Start of Excerpted text

During the initial meeting at the famous functionalist Villa Tugendhat, Rector Mikuláš Bek drew attention to the improved international rating of the university and the higher scores in two respected rankings by the Times Higher Education magazine and Quacquarelli Symonds World University Rankings. The vice-rector for research, Petr Dvořák, also underlined a very positive development with regard to the position in the Nature Index, which tracks the global impact of publications in the most influential journals. Nature Index does not track social sciences and humanities but paints a true picture of the rest of the university.
Dvořák also summed up the step that the university had taken in reaction to the initial board recommendations. The biggest revisions were made in research funding from the internal Grant Agency of Masaryk University and especially in creating a new prestigious grant called the Muni Award. This grant is designed for academics from abroad and there are currently ten applications pending for the grant from top researchers.
As Dvořák noted, the insights of the MU International Scientific Advisory Board played a major role in drafting the application for institutional accreditation, which has been submitted in recent days.

End of Excerpted text

### Requirement
Could you condense the paragraph beginning "Dvořák also summed up" from the Masaryk University excerpt into a short list that keeps its main facts?

Start of Information supplied

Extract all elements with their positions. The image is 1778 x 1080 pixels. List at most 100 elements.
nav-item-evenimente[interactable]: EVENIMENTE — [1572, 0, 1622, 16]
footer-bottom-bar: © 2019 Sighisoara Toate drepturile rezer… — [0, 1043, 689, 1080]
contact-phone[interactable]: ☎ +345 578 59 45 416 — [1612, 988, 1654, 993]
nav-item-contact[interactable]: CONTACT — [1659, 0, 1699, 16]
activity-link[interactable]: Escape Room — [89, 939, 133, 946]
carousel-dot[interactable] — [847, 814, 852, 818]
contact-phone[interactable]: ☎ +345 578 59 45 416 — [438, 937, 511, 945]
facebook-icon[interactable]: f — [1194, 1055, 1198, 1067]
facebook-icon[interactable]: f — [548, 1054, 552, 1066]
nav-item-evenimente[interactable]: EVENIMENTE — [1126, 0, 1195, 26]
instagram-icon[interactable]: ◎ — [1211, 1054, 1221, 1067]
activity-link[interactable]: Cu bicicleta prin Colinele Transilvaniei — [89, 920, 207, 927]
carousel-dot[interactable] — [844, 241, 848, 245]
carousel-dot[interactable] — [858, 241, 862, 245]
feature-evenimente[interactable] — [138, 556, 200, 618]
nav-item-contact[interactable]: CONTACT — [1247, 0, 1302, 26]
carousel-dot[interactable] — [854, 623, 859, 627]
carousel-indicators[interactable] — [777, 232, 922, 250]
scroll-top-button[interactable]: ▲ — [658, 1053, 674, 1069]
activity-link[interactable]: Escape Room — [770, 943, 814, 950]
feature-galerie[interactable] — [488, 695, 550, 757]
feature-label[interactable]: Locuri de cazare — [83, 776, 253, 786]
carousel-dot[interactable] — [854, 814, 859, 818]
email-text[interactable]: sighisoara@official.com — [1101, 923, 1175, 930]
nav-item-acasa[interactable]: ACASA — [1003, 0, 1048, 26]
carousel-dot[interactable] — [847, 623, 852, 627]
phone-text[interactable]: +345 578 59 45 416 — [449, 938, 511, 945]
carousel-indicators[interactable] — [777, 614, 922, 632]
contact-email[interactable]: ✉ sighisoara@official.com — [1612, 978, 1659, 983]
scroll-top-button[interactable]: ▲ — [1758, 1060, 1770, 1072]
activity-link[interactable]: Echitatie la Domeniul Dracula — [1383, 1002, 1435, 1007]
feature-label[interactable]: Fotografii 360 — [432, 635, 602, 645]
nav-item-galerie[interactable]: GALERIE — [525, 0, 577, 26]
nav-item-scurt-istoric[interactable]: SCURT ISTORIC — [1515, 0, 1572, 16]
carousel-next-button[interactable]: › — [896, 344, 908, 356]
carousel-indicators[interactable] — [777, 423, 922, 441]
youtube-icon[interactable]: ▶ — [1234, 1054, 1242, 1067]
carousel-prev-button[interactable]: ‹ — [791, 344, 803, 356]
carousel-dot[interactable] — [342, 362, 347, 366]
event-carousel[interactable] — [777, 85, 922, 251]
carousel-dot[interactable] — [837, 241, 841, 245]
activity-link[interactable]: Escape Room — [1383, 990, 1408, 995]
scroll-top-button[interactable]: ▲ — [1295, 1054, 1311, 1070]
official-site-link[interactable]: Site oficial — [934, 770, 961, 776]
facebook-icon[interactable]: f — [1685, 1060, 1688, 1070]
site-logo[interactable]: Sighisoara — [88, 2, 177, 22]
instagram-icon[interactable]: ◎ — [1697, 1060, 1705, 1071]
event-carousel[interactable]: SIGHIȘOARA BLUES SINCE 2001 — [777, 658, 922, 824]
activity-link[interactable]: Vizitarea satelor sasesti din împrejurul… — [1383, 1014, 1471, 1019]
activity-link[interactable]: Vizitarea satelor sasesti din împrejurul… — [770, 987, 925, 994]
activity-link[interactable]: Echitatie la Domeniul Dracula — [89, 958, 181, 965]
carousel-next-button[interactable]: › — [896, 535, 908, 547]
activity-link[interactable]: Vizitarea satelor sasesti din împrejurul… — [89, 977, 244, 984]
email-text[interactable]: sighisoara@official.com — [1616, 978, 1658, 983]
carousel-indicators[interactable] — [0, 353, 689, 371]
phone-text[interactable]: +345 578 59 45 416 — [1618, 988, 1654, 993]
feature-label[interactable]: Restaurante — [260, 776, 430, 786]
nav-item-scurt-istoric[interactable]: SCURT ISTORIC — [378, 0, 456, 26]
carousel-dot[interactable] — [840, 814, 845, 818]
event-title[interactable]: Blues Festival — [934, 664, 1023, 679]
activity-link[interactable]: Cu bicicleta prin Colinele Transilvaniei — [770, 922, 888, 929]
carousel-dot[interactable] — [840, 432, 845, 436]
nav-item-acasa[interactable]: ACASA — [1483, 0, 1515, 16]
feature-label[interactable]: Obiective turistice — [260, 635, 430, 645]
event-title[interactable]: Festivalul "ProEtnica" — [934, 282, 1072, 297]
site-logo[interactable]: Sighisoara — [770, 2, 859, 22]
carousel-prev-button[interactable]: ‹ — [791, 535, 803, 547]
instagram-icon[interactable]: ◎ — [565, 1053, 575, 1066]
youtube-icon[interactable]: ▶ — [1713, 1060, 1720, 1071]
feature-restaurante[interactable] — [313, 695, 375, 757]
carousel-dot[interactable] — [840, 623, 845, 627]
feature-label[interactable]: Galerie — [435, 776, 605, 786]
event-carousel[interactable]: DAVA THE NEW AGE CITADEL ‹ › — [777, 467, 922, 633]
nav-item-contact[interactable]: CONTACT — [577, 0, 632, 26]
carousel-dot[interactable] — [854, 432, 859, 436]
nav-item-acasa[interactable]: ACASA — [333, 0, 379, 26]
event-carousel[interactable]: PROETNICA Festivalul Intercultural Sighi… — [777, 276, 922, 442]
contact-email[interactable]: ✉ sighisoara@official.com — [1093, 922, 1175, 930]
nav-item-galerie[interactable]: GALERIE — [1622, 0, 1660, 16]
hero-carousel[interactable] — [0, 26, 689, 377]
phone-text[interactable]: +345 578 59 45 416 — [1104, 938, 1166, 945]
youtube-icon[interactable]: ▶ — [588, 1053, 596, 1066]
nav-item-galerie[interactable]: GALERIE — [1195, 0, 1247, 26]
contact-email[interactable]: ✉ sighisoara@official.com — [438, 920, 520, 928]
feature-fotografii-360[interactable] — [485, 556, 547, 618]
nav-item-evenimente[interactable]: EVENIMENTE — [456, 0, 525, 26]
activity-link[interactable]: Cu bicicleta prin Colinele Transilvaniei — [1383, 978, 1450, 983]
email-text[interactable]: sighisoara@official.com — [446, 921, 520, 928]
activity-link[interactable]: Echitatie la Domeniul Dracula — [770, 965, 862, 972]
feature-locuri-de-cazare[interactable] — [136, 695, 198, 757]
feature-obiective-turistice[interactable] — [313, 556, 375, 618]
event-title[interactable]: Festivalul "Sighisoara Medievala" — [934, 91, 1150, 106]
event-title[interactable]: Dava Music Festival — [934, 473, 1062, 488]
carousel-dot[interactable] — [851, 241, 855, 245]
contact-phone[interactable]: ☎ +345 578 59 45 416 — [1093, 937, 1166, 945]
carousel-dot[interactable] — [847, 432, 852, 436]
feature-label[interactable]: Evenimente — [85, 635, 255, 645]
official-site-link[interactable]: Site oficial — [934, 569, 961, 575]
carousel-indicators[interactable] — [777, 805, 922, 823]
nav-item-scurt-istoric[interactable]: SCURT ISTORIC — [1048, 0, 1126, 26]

End of Information supplied

### Answer to this task
- Dvořák summarized the step the university took in response to the board's initial recommendations.
- The largest revisions were to research funding from Masaryk University's internal Grant Agency.
- Chief among them was a new prestigious grant, the Muni Award, designed for academics from abroad.
- Ten applications from top researchers are currently pending.